__CONSIGNES__:
1. Reproduisez, dans l'extrait sur Tariq Ramadan, tout ce qui va de « Et puisque son » jusqu'à « paru en 2009. ».
2. Reprenez l'extrait sur Tariq Ramadan à l'endroit où il s'arrête et poursuivez-le.

----- EXTRAIT

Et puisque son ami Jacques Neirynck est invité, c’est l’occasion de rappeler ce que les deux complices se disaient dans un livre-interview paru en 1999, « Peut-on vivre avec l’islam? » Tariq Ramadan montre déjà son idéologie intégriste et tente de faire passer ses pilules littéralistes à l’aide d’explications nébuleuses. Il refuse la moindre critique de sa doxa et étale sa misogynie. Enfin, la détestation de l’Occident qu’il ne cesse de brandir devant ses fans apparait déjà en pleine lumière. Le texte qui suit est presque intégralement tiré de mon livre, «Islamophobie ou légitime défiance?» paru en 2009.   

 «Rhéteur hors pair, magicien de la parole, Tariq Ramadan réussit souvent à dire le fond de sa pensée -intégriste- en donnant l’impression qu’il vient d’exprimer le fond de la nôtre –progressiste. Un maître indépassable!» Il a entraîné de nombreux femmes et hommes de gauche dans son combat pour l’obscurantisme, et partout, une majorité des journalistes le considèrent comme un partisan comme eux du dialogue, du multiculturalisme, voire… du féminisme.

Il est donc intéressant d’examiner la facette misogyne de la pensée intégriste par le biais de ce moderniste qui alimente sans trêve l’intégrisme européen en France, en Grande-Bretagne et en Suisse.

Ses réponses à Nicolas Sarkozy à propos de la lapidation, lors d’une émission télévisée de novembre 2003, sont exemplaires de l’ambiguïté de son discours. Rappel.

----------
----- ÉCHANTILLON DE DONNÉES

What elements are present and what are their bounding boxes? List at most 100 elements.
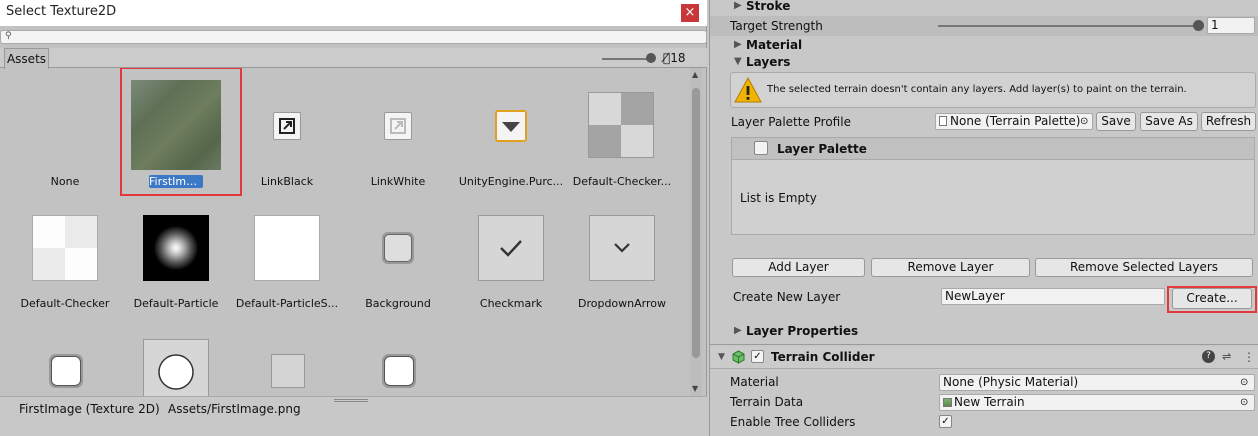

----------

__RÉPONSES PAR CONSIGNE__:
1.
Et puisque son ami Jacques Neirynck est invité, c’est l’occasion de rappeler ce que les deux complices se disaient dans un livre-interview paru en 1999, « Peut-on vivre avec l’islam? » Tariq Ramadan montre déjà son idéologie intégriste et tente de faire passer ses pilules littéralistes à l’aide d’explications nébuleuses. Il refuse la moindre critique de sa doxa et étale sa misogynie. Enfin, la détestation de l’Occident qu’il ne cesse de brandir devant ses fans apparait déjà en pleine lumière. Le texte qui suit est presque intégralement tiré de mon livre, «Islamophobie ou légitime défiance?» paru en 2009.

2.
La lapidation, Tariq a fini par dire, poussé dans ses retranchements, qu’il n’est pas pour. Et même, qu’il est plutôt contre, et qu’en plus, elle est inapplicable. C’est pourquoi, il a déclaré demander un moratoire aux religieux qui dictent la loi afin de discuter d’une suppression éventuelle. Pourquoi ne pas appeler immédiatement à la suppression? Parce que, nous chuchote-t-il à l’oreille, mes coreligionnaires ne sont pas encore prêts à l’entendre. Alors, pour ne pas les froisser, pour les convaincre en douceur, je ne demande qu’un moratoire.

Les musulmans pro-lapidation sont-ils des malentendants ou des imbéciles?

Le moratoire n’avait aucune chance d’être accepté vu le radicalisme ambiant des savants en général et des amis de l’islamologue en particulier. Et Tariq Ramadan, qui entretient ce radicalisme, le sait. Il a néanmoins lancé avec fracas – en Occident! – son appel au moratoire, qui a fait comme prévu un grand flop.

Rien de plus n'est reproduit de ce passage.